Data in this exercise:
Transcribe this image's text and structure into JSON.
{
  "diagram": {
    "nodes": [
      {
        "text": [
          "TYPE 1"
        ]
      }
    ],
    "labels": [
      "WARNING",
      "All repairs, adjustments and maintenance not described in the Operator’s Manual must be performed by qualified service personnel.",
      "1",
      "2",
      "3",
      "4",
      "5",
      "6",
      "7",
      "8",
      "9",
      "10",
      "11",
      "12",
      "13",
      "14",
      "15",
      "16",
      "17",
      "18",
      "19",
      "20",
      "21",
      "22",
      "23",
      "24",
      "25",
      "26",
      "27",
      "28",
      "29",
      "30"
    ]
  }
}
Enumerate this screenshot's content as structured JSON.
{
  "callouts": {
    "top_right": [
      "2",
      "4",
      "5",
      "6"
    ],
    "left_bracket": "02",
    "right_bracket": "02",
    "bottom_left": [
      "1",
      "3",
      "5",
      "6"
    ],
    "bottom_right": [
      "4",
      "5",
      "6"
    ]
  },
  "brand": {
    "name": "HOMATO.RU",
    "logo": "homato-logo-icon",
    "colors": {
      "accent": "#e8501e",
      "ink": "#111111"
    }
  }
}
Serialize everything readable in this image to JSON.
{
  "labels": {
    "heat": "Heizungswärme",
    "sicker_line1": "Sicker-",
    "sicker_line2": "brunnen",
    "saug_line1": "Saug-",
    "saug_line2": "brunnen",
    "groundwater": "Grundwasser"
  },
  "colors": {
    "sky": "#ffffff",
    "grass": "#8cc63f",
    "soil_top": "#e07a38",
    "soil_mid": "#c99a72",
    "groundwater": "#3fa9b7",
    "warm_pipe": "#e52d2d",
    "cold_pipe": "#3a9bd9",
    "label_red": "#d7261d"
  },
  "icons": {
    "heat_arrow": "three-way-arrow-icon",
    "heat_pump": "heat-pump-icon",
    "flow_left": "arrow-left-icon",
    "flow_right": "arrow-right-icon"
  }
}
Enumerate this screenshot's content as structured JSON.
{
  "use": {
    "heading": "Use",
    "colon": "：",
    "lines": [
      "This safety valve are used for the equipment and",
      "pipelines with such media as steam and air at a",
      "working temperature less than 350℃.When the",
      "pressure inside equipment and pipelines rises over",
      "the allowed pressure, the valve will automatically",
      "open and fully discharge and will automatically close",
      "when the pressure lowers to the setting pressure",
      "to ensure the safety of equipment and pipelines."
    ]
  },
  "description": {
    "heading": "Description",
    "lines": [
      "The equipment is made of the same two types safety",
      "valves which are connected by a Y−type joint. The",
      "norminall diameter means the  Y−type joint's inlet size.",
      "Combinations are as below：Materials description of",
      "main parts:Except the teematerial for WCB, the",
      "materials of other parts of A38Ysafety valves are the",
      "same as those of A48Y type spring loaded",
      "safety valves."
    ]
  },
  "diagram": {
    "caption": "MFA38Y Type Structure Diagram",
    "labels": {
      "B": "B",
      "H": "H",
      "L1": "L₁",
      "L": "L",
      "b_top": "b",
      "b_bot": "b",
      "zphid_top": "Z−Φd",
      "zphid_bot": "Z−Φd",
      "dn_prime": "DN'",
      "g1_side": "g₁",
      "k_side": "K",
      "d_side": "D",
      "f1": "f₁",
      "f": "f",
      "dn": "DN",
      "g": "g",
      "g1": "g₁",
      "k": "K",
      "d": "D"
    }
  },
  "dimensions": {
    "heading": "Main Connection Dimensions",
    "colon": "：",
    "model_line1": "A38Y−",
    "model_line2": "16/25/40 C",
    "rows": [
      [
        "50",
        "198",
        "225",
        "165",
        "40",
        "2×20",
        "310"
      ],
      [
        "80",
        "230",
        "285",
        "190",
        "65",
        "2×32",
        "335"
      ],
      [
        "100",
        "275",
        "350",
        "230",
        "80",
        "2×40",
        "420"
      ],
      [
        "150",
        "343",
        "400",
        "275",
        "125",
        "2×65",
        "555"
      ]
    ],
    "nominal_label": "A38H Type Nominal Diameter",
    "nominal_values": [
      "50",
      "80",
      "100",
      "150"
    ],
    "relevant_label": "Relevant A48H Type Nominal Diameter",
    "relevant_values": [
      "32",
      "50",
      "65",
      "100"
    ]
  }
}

Exercise description: Please restate the records in full, word for word.

Right answer:
Transcribe this image's text and structure into JSON.
{
  "diagram": {
    "nodes": [
      {
        "text": [
          "TYPE 1"
        ]
      }
    ],
    "labels": [
      "WARNING",
      "All repairs, adjustments and maintenance not described in the Operator’s Manual must be performed by qualified service personnel.",
      "1",
      "2",
      "3",
      "4",
      "5",
      "6",
      "7",
      "8",
      "9",
      "10",
      "11",
      "12",
      "13",
      "14",
      "15",
      "16",
      "17",
      "18",
      "19",
      "20",
      "21",
      "22",
      "23",
      "24",
      "25",
      "26",
      "27",
      "28",
      "29",
      "30"
    ]
  }
}
Enumerate this screenshot's content as structured JSON.
{
  "callouts": {
    "top_right": [
      "2",
      "4",
      "5",
      "6"
    ],
    "left_bracket": "02",
    "right_bracket": "02",
    "bottom_left": [
      "1",
      "3",
      "5",
      "6"
    ],
    "bottom_right": [
      "4",
      "5",
      "6"
    ]
  },
  "brand": {
    "name": "HOMATO.RU",
    "logo": "homato-logo-icon",
    "colors": {
      "accent": "#e8501e",
      "ink": "#111111"
    }
  }
}
Serialize everything readable in this image to JSON.
{
  "labels": {
    "heat": "Heizungswärme",
    "sicker_line1": "Sicker-",
    "sicker_line2": "brunnen",
    "saug_line1": "Saug-",
    "saug_line2": "brunnen",
    "groundwater": "Grundwasser"
  },
  "colors": {
    "sky": "#ffffff",
    "grass": "#8cc63f",
    "soil_top": "#e07a38",
    "soil_mid": "#c99a72",
    "groundwater": "#3fa9b7",
    "warm_pipe": "#e52d2d",
    "cold_pipe": "#3a9bd9",
    "label_red": "#d7261d"
  },
  "icons": {
    "heat_arrow": "three-way-arrow-icon",
    "heat_pump": "heat-pump-icon",
    "flow_left": "arrow-left-icon",
    "flow_right": "arrow-right-icon"
  }
}
Enumerate this screenshot's content as structured JSON.
{
  "use": {
    "heading": "Use",
    "colon": "：",
    "lines": [
      "This safety valve are used for the equipment and",
      "pipelines with such media as steam and air at a",
      "working temperature less than 350℃.When the",
      "pressure inside equipment and pipelines rises over",
      "the allowed pressure, the valve will automatically",
      "open and fully discharge and will automatically close",
      "when the pressure lowers to the setting pressure",
      "to ensure the safety of equipment and pipelines."
    ]
  },
  "description": {
    "heading": "Description",
    "lines": [
      "The equipment is made of the same two types safety",
      "valves which are connected by a Y−type joint. The",
      "norminall diameter means the  Y−type joint's inlet size.",
      "Combinations are as below：Materials description of",
      "main parts:Except the teematerial for WCB, the",
      "materials of other parts of A38Ysafety valves are the",
      "same as those of A48Y type spring loaded",
      "safety valves."
    ]
  },
  "diagram": {
    "caption": "MFA38Y Type Structure Diagram",
    "labels": {
      "B": "B",
      "H": "H",
      "L1": "L₁",
      "L": "L",
      "b_top": "b",
      "b_bot": "b",
      "zphid_top": "Z−Φd",
      "zphid_bot": "Z−Φd",
      "dn_prime": "DN'",
      "g1_side": "g₁",
      "k_side": "K",
      "d_side": "D",
      "f1": "f₁",
      "f": "f",
      "dn": "DN",
      "g": "g",
      "g1": "g₁",
      "k": "K",
      "d": "D"
    }
  },
  "dimensions": {
    "heading": "Main Connection Dimensions",
    "colon": "：",
    "model_line1": "A38Y−",
    "model_line2": "16/25/40 C",
    "rows": [
      [
        "50",
        "198",
        "225",
        "165",
        "40",
        "2×20",
        "310"
      ],
      [
        "80",
        "230",
        "285",
        "190",
        "65",
        "2×32",
        "335"
      ],
      [
        "100",
        "275",
        "350",
        "230",
        "80",
        "2×40",
        "420"
      ],
      [
        "150",
        "343",
        "400",
        "275",
        "125",
        "2×65",
        "555"
      ]
    ],
    "nominal_label": "A38H Type Nominal Diameter",
    "nominal_values": [
      "50",
      "80",
      "100",
      "150"
    ],
    "relevant_label": "Relevant A48H Type Nominal Diameter",
    "relevant_values": [
      "32",
      "50",
      "65",
      "100"
    ]
  }
}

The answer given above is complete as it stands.